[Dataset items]
- - - - - - -

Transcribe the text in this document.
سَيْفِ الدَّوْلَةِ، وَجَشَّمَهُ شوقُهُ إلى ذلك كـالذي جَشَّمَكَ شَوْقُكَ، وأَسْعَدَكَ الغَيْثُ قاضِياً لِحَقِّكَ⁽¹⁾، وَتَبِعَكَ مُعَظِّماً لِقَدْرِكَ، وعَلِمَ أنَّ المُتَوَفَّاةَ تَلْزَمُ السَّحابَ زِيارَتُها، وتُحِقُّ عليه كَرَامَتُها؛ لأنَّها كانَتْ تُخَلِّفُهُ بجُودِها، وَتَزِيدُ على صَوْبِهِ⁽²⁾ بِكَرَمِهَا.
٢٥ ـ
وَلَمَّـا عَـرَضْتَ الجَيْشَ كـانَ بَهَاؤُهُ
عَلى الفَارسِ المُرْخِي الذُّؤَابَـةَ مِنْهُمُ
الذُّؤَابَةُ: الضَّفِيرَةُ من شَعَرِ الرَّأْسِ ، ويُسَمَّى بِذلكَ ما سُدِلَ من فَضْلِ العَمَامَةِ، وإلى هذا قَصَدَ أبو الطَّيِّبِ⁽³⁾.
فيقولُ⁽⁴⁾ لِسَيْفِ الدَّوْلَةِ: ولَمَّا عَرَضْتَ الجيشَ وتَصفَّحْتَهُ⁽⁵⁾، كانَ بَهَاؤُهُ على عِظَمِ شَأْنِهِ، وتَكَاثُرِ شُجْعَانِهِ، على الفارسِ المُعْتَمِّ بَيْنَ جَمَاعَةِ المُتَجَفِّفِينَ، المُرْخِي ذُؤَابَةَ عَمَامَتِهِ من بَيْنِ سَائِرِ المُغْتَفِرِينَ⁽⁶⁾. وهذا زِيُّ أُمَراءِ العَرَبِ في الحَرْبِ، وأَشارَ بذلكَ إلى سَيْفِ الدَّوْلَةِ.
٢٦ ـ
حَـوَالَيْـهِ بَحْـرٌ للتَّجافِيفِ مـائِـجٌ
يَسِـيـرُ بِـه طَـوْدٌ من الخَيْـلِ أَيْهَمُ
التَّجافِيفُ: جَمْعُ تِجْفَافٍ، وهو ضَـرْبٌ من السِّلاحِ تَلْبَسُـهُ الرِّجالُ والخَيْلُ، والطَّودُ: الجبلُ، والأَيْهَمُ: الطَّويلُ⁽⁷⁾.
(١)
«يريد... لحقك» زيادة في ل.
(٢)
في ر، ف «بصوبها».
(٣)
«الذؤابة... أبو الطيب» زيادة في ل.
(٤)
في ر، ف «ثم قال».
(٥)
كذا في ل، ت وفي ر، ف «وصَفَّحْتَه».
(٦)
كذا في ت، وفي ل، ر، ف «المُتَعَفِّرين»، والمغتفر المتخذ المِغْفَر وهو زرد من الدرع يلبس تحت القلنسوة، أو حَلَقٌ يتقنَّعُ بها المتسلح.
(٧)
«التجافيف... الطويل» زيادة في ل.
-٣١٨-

- - - - - - -

- [Task statement] Each line with the string "زيادة" in it needs to be found and copied.

- [Complete output]
«يريد... لحقك» زيادة في ل.
«الذؤابة... أبو الطيب» زيادة في ل.
«التجافيف... الطويل» زيادة في ل.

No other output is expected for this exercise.